Data records

# # # # #

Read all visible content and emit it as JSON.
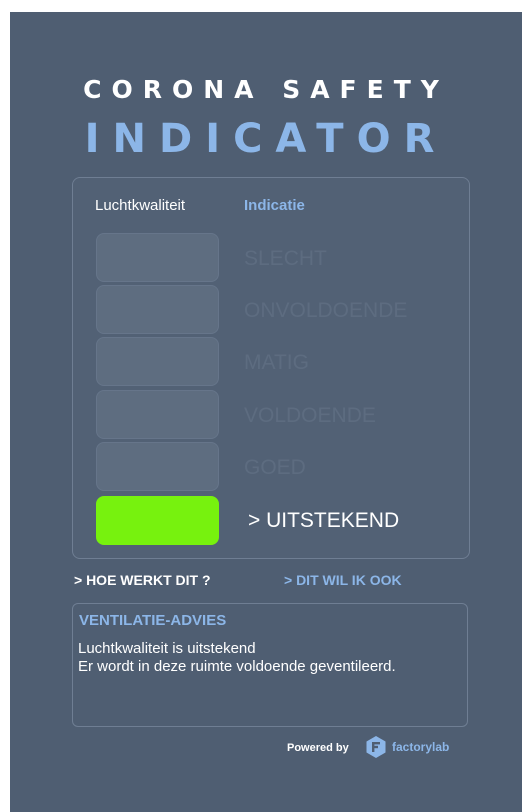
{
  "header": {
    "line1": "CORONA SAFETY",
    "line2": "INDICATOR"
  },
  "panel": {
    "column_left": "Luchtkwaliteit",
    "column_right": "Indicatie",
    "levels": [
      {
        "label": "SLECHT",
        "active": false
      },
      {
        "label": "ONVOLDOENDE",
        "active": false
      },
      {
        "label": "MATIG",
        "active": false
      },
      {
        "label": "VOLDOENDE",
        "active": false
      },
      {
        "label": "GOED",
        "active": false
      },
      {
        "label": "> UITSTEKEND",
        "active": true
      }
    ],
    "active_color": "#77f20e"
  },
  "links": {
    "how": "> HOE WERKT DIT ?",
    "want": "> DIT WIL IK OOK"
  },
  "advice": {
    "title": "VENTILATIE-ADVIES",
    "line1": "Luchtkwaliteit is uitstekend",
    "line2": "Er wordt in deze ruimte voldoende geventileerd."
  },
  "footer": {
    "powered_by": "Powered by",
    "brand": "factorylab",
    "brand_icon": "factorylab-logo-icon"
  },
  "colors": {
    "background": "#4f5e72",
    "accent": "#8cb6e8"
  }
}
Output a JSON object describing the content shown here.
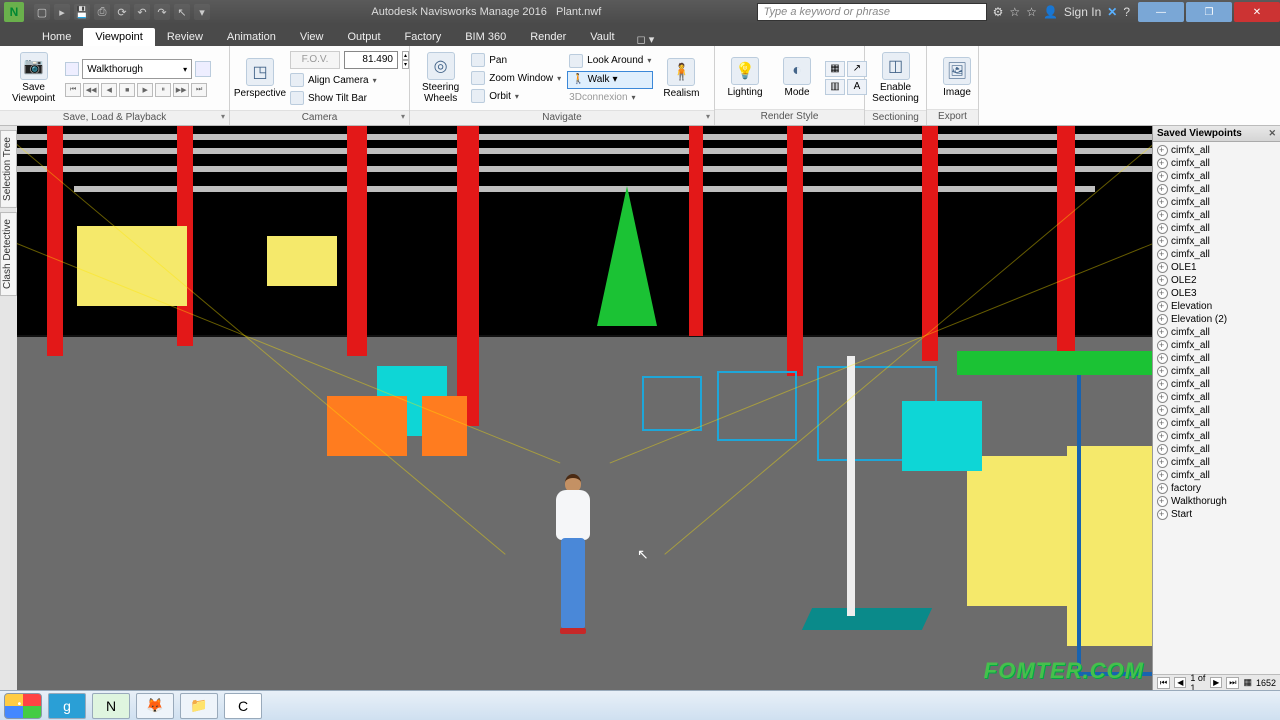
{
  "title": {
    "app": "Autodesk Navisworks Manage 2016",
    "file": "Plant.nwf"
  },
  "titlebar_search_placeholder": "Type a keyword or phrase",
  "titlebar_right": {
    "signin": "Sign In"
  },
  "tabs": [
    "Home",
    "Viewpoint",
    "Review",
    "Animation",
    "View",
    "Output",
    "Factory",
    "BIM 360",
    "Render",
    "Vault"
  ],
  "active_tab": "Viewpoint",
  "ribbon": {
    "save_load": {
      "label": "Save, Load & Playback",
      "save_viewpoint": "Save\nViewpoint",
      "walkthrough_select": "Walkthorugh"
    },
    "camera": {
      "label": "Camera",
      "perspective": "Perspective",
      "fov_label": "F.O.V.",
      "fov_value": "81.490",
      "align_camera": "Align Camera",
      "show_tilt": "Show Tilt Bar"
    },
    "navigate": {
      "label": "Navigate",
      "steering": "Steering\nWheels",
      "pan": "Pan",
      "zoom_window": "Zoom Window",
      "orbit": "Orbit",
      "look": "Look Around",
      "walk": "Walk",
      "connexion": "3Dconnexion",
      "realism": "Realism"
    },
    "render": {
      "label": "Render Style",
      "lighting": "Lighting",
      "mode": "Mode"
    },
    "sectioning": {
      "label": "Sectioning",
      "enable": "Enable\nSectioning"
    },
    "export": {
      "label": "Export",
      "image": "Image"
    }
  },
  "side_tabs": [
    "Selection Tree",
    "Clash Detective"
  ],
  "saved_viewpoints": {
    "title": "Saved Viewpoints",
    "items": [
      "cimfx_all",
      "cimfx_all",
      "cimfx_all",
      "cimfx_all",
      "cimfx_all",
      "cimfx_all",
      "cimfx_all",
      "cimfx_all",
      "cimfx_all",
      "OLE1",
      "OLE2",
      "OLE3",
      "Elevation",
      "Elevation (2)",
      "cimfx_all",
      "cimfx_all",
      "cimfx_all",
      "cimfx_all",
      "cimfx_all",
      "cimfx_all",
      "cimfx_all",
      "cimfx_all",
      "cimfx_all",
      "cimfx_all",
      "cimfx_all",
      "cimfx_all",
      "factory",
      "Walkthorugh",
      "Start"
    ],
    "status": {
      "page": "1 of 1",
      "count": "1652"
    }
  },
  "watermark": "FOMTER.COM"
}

# # # # #

» What is needed:
Set down the material exactly, every line of it, except for the pictures.

» Result of this task:
Read all visible content and emit it as JSON.
{
  "header": {
    "line1": "CORONA SAFETY",
    "line2": "INDICATOR"
  },
  "panel": {
    "column_left": "Luchtkwaliteit",
    "column_right": "Indicatie",
    "levels": [
      {
        "label": "SLECHT",
        "active": false
      },
      {
        "label": "ONVOLDOENDE",
        "active": false
      },
      {
        "label": "MATIG",
        "active": false
      },
      {
        "label": "VOLDOENDE",
        "active": false
      },
      {
        "label": "GOED",
        "active": false
      },
      {
        "label": "> UITSTEKEND",
        "active": true
      }
    ],
    "active_color": "#77f20e"
  },
  "links": {
    "how": "> HOE WERKT DIT ?",
    "want": "> DIT WIL IK OOK"
  },
  "advice": {
    "title": "VENTILATIE-ADVIES",
    "line1": "Luchtkwaliteit is uitstekend",
    "line2": "Er wordt in deze ruimte voldoende geventileerd."
  },
  "footer": {
    "powered_by": "Powered by",
    "brand": "factorylab",
    "brand_icon": "factorylab-logo-icon"
  },
  "colors": {
    "background": "#4f5e72",
    "accent": "#8cb6e8"
  }
}
Output a JSON object describing the content shown here.
{
  "title": {
    "app": "Autodesk Navisworks Manage 2016",
    "file": "Plant.nwf"
  },
  "titlebar_search_placeholder": "Type a keyword or phrase",
  "titlebar_right": {
    "signin": "Sign In"
  },
  "tabs": [
    "Home",
    "Viewpoint",
    "Review",
    "Animation",
    "View",
    "Output",
    "Factory",
    "BIM 360",
    "Render",
    "Vault"
  ],
  "active_tab": "Viewpoint",
  "ribbon": {
    "save_load": {
      "label": "Save, Load & Playback",
      "save_viewpoint": "Save\nViewpoint",
      "walkthrough_select": "Walkthorugh"
    },
    "camera": {
      "label": "Camera",
      "perspective": "Perspective",
      "fov_label": "F.O.V.",
      "fov_value": "81.490",
      "align_camera": "Align Camera",
      "show_tilt": "Show Tilt Bar"
    },
    "navigate": {
      "label": "Navigate",
      "steering": "Steering\nWheels",
      "pan": "Pan",
      "zoom_window": "Zoom Window",
      "orbit": "Orbit",
      "look": "Look Around",
      "walk": "Walk",
      "connexion": "3Dconnexion",
      "realism": "Realism"
    },
    "render": {
      "label": "Render Style",
      "lighting": "Lighting",
      "mode": "Mode"
    },
    "sectioning": {
      "label": "Sectioning",
      "enable": "Enable\nSectioning"
    },
    "export": {
      "label": "Export",
      "image": "Image"
    }
  },
  "side_tabs": [
    "Selection Tree",
    "Clash Detective"
  ],
  "saved_viewpoints": {
    "title": "Saved Viewpoints",
    "items": [
      "cimfx_all",
      "cimfx_all",
      "cimfx_all",
      "cimfx_all",
      "cimfx_all",
      "cimfx_all",
      "cimfx_all",
      "cimfx_all",
      "cimfx_all",
      "OLE1",
      "OLE2",
      "OLE3",
      "Elevation",
      "Elevation (2)",
      "cimfx_all",
      "cimfx_all",
      "cimfx_all",
      "cimfx_all",
      "cimfx_all",
      "cimfx_all",
      "cimfx_all",
      "cimfx_all",
      "cimfx_all",
      "cimfx_all",
      "cimfx_all",
      "cimfx_all",
      "factory",
      "Walkthorugh",
      "Start"
    ],
    "status": {
      "page": "1 of 1",
      "count": "1652"
    }
  },
  "watermark": "FOMTER.COM"
}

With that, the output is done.